── Фрагмент текста ──

Лютер
Шрифт:
Четвертый вопрос лежит в плоскости тех самых «дел», которыми так увлекался брат Лютер во время своего послушничества и в последовавшие за ним годы. В какой мере требовали они сверхчеловеческих усилий от молодого монаха? Мы не можем обойти вниманием эту проблему, важную для понимания личности Лютера, еще и потому, что он сам уделил ей существенное внимание в своих рассказах о монастырской жизни. Впрочем, отметим сразу, что все эти рассказы являются позднейшими свидетельствами. Так, в 1535 году (тридцать лет спустя после года, проведенного в послушниках) он писал: «Я мучил и изводил себя постом, холодом и прочими способами самоистязания». В 1538 году: «От молитв и поста я так ослаб, что еще чуть-чуть, и мне пришел бы конец». В 1540 году Лютер добавлял: «Мы, жившие в предсмертном аду». «Почему, попав в монастырь, я предался жесточайшему умерщвлению плоти? Зачем я терзал свое тело постом, бдениями и холодом?» В 1545 году его воспоминания звучат уже настоящим трагизмом: «И я прошел через это. Постом, воздержанием, непосильным трудом и дурной одеждой я едва не довел себя до смерти.
Насколько точны эти воспоминания? Начнем с того, что и пост, и воздержание, и ночные бдения, одним словом, все приемы умерщвления плоти практиковались всеми монахами, причем практиковались добровольно (послушникам, например, вовсе не обязательно было принимать обет после первого подготовительного года, а порой наставники даже рекомендовали новичку повременить с окончательным решением), так что сами по себе они не таили в себе ничего особенно ужасного. Тем более что орден августинцев отличался в этом отношении умеренностью по сравнению с францисканцами или доминиканцами, особенно строгого устава.
Что касается бессонных ночей, по поводу которых так сокрушался 57-летний Лютер, то не будем забывать, что он совсем иначе относился к ним, когда ему был 31 год и когда он в своей религиозной практике еще не отказался от бдений. Приведем один отрывок из его комментария к 118-му псалму, написанного в 1514 году: «Внутренне человек служит Богу и днем и ночью... Ночью душа становится восприимчивее, чем днем, ко всему сверхъестественному, как учит нас святоотеческое Писание. Вот почему в Церкви прижился спасительный обычай петь по ночам хвалу Господу». В 1519 году он еще верил, что бдения, посты и умерщвление плоти служат исцелению от «самого тяжкого недуга» — вожделения. На следующий год, когда состоялось его отлучение от Церкви, он все еще утверждал, что «дурные и низменные побуждения плоти мы можем усмирить и преодолеть с помощью поста, бдения и труда». Предлагая рецепт спасения души, он идет еще дальше, подчеркивая, что, если голос плоти звучит слишком настойчиво, лучше вовсе умертвить ее, чем поддаться ее призыву. Для уничтожения самых закоренелых человеческих слабостей годится и мучительная смерть.

───

→ **Задания**
- A) Перескажите покороче абзац текста о Лютере, который начинается словами «Насколько точны эти воспоминания?», и сохраните его главные факты.
- B) Продублируйте из текста о Лютере отрывок от «Насколько точны эти» до «особенно строгого устава.» включительно.
- C) Подхватите текст о Лютере и допишите его дальше с того места, где он заканчивается.
Записи к этим заданиям никакого отношения не имеют.

── Набор записей ──

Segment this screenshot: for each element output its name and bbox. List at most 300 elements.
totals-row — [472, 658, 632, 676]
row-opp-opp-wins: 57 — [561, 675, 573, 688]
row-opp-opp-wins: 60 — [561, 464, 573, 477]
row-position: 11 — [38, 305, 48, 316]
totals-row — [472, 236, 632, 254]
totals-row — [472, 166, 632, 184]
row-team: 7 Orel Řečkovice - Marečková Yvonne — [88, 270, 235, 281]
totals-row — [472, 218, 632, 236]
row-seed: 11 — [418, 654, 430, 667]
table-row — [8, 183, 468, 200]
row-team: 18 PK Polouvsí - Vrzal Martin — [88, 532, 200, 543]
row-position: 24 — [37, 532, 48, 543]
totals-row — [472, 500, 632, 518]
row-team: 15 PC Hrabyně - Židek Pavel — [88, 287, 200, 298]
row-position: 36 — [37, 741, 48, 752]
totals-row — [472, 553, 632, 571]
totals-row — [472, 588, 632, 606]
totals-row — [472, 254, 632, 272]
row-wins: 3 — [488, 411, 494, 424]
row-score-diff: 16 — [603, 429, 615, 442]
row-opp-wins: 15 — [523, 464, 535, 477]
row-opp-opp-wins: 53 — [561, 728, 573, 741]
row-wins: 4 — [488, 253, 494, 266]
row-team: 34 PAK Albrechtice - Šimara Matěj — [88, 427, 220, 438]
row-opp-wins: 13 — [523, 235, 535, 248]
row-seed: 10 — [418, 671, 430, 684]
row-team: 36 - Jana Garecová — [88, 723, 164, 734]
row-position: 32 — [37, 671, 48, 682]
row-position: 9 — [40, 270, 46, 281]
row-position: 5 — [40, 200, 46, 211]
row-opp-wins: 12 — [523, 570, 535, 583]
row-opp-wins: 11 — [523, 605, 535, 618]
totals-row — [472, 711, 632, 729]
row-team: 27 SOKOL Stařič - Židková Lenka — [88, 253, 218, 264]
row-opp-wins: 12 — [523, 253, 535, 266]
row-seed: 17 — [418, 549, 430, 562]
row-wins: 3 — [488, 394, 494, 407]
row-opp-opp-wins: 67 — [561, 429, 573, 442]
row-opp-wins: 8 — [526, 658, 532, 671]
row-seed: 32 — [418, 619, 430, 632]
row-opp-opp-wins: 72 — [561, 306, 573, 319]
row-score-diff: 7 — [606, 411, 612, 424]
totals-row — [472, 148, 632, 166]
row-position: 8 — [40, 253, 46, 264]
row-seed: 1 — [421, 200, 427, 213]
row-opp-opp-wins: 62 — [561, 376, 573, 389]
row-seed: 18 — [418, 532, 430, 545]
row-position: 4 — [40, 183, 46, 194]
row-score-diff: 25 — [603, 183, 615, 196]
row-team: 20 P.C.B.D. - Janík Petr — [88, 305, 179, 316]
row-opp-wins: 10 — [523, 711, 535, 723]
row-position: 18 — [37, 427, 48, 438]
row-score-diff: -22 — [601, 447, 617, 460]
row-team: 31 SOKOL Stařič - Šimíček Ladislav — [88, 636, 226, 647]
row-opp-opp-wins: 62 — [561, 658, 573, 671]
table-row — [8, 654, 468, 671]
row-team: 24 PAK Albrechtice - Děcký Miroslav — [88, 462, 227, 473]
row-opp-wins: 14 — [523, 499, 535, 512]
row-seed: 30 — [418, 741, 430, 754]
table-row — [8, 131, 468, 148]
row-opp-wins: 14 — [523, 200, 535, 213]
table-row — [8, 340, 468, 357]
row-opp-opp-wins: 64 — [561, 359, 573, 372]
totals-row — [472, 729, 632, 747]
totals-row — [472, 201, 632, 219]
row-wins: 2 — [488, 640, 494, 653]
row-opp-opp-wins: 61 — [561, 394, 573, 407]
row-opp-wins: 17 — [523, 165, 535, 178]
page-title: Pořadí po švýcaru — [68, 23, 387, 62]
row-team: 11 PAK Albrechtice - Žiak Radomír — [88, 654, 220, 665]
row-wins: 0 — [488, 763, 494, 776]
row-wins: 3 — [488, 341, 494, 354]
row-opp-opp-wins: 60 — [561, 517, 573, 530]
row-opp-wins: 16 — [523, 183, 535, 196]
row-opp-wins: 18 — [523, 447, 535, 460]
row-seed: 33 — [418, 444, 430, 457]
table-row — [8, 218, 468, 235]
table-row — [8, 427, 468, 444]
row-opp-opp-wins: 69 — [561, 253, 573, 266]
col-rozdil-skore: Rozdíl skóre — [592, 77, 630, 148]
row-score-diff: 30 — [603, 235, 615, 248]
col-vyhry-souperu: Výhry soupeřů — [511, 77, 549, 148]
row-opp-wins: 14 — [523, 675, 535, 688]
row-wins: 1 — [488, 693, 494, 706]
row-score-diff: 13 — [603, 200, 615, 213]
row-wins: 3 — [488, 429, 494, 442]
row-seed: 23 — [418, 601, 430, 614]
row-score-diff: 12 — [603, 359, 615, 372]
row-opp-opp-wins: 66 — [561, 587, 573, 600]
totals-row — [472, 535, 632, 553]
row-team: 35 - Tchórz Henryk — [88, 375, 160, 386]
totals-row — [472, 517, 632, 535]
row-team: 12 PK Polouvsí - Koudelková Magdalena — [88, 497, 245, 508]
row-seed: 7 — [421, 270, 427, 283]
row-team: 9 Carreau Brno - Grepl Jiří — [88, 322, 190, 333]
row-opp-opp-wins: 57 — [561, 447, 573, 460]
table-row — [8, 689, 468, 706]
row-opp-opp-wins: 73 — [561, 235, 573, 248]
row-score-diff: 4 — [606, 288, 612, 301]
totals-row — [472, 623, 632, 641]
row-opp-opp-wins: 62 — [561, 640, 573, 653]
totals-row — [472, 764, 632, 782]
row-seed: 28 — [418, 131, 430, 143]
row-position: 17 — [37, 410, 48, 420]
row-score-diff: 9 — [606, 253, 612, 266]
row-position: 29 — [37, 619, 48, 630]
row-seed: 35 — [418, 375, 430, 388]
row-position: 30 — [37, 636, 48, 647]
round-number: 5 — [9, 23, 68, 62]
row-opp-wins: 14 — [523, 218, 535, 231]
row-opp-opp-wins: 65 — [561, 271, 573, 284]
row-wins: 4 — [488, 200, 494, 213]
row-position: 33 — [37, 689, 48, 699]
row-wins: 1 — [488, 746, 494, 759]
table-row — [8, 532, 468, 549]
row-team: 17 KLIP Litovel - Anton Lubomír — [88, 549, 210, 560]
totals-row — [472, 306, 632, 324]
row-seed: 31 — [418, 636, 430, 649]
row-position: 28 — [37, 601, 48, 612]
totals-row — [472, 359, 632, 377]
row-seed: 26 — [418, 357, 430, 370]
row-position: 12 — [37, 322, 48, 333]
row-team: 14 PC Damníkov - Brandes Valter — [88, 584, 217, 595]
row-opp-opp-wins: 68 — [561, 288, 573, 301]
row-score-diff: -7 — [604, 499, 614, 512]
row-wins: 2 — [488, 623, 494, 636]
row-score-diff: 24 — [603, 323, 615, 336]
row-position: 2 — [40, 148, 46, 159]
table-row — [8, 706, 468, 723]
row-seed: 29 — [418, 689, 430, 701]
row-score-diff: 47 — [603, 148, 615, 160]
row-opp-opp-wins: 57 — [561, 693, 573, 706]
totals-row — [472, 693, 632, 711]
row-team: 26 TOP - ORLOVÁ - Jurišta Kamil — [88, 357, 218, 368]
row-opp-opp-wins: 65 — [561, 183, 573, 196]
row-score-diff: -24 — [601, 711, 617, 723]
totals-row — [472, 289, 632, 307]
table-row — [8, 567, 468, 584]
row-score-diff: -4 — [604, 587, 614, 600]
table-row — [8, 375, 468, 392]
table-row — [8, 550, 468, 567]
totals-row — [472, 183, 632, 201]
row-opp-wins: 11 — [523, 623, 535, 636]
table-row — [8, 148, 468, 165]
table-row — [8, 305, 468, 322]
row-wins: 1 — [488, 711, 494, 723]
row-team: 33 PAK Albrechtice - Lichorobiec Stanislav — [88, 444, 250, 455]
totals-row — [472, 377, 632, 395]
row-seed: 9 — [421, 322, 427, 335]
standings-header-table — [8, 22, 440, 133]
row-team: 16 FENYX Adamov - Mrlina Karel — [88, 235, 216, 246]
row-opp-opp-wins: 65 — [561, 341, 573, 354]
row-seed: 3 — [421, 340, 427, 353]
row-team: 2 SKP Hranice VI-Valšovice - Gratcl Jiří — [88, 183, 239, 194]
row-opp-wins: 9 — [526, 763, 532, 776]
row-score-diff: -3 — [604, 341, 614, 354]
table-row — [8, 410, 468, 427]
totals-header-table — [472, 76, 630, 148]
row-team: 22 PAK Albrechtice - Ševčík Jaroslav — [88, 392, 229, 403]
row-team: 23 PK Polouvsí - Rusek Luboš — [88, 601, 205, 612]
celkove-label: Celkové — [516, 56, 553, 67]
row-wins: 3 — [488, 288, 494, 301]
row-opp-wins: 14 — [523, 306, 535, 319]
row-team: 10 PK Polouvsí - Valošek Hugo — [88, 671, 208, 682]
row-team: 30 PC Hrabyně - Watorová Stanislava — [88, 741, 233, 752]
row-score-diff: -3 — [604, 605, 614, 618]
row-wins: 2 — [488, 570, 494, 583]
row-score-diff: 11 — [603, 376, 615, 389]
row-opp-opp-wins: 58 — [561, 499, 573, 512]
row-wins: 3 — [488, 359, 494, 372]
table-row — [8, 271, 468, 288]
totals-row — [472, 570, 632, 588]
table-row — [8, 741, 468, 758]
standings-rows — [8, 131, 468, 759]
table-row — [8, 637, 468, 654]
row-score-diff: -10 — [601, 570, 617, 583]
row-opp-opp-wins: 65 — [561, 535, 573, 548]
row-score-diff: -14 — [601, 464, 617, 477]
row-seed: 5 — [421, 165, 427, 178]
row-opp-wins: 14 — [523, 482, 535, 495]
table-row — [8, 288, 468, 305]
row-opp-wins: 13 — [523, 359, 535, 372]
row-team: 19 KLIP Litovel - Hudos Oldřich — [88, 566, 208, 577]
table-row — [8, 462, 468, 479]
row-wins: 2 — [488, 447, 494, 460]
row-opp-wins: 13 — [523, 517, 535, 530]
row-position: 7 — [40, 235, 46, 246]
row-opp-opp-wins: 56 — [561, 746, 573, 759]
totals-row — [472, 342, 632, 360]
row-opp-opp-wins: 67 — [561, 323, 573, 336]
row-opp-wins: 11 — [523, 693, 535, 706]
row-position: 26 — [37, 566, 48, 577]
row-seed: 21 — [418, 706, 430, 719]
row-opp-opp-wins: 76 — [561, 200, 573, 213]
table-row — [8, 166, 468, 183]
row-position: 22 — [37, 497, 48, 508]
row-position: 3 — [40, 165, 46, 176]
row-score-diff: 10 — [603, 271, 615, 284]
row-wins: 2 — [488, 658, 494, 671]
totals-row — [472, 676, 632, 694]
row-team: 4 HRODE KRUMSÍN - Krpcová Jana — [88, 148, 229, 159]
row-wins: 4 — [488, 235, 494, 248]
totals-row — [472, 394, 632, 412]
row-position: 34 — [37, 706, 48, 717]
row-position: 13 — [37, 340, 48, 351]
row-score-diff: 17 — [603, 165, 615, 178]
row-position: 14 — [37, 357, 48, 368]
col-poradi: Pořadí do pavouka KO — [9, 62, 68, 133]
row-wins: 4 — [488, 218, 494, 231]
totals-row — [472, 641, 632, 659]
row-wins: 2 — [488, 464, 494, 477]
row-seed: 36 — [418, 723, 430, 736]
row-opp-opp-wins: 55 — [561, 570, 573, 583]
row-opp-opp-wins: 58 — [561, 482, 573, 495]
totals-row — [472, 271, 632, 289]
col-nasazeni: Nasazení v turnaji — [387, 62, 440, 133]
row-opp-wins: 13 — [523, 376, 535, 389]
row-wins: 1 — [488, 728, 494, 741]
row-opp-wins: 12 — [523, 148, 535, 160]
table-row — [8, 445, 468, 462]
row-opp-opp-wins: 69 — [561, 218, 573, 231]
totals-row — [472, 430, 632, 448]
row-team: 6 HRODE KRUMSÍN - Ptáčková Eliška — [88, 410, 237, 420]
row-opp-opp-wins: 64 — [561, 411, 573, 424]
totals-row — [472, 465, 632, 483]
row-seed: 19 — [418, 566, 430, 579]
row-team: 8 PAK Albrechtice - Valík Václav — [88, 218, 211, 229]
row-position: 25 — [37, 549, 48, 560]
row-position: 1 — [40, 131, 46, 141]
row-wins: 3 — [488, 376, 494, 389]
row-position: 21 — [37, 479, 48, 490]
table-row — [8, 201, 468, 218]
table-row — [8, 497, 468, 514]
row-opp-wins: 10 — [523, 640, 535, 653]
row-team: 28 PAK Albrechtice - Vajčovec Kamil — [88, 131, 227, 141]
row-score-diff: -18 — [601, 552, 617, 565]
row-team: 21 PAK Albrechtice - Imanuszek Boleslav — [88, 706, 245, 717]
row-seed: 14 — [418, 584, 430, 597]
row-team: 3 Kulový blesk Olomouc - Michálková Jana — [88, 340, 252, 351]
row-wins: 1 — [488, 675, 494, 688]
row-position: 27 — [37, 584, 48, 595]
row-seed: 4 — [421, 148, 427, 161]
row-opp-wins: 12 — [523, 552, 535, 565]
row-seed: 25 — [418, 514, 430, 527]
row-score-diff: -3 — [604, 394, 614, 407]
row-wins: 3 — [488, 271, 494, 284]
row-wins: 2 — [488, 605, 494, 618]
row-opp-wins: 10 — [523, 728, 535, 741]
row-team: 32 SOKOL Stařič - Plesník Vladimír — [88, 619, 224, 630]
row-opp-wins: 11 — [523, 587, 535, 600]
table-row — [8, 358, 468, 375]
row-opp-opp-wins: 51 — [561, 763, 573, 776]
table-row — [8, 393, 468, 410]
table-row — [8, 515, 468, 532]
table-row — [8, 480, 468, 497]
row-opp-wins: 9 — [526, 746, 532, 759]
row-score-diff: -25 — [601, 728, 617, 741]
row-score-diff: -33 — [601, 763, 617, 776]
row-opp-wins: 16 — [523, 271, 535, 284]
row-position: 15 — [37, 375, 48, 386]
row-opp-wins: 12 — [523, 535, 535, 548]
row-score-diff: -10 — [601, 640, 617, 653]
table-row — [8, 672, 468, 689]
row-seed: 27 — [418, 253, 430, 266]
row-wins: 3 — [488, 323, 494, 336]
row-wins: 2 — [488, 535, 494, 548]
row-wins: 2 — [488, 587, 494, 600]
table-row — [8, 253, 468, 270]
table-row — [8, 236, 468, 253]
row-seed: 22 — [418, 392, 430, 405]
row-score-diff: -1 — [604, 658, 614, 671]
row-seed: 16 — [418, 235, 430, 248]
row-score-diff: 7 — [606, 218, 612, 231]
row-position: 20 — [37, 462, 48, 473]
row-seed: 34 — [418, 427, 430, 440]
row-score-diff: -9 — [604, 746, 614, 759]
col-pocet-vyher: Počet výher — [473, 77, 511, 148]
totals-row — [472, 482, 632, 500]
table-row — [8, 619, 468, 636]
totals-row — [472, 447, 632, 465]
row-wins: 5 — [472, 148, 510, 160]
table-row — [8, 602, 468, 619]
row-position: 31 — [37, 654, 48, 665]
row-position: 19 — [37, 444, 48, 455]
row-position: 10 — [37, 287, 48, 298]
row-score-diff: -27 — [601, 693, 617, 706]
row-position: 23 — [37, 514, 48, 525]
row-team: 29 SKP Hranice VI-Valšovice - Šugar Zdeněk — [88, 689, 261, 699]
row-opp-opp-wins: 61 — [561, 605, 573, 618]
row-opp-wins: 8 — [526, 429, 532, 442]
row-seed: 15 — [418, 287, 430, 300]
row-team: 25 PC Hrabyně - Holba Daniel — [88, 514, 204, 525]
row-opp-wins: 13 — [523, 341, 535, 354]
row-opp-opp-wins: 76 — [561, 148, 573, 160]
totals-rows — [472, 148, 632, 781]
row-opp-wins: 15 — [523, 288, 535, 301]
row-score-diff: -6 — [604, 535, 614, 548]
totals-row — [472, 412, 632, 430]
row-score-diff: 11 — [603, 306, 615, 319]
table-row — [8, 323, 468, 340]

───

→ **Ответы по заданиям**
- A) Пост, воздержание, ночные бдения и другие приемы умерщвления плоти практиковали все монахи, причем добровольно. Послушник даже не был обязан принимать обет после первого года, а наставники иногда советовали новичку не спешить с окончательным решением. Поэтому ничего особенно ужасного в этих приемах не было. К тому же орден августинцев был в этом умереннее францисканцев или доминиканцев особенно строгого устава.

- B)
Насколько точны эти воспоминания? Начнем с того, что и пост, и воздержание, и ночные бдения, одним словом, все приемы умерщвления плоти практиковались всеми монахами, причем практиковались добровольно (послушникам, например, вовсе не обязательно было принимать обет после первого подготовительного года, а порой наставники даже рекомендовали новичку повременить с окончательным решением), так что сами по себе они не таили в себе ничего особенно ужасного. Тем более что орден августинцев отличался в этом отношении умеренностью по сравнению с францисканцами или доминиканцами, особенно строгого устава.

- C)
Итак, вплоть до 1520 года Лютер вполне одобрительно относился к умерщвлению плоти и признавал действенность этого способа, хотя, напомним, его и нельзя рассматривать как средство «покупки» вечного спасения. Возможно, конечно, что в своем усердии он пошел гораздо дальше требований общего правила, превзойдя в этом остальных братьев, но это очень и очень маловероятно. Устав ведь для того и существовал, чтобы охлаждать пыл слишком рьяных неофитов, а духовник послушников, человек опытный, строго следил за точным исполнением каждого предписания. Вторая глава устава содержала и такую статью: «Укрощайте плоть вашу воздержанием в ястве и питии, сколько дозволяет здоровье». И если брат Мартин не отличался крепким здоровьем, наставники обязательно сделали бы для него послабления. Еще одна статья устава специально оговаривала, как братия должна относиться к отдельным «привилегированным» коллегам: «Если некоторые, явившиеся в монастырь, отказавшись от более изнеженной жизни, продолжают получать пропитание, одежду, одеяла и шерстяные вещи, которых нет у остальных, более неприхотливых и уже оттого более счастливых, то пусть те, кто не получает ничего, задумаются о том, какую жизнь в миру оставили их братья...»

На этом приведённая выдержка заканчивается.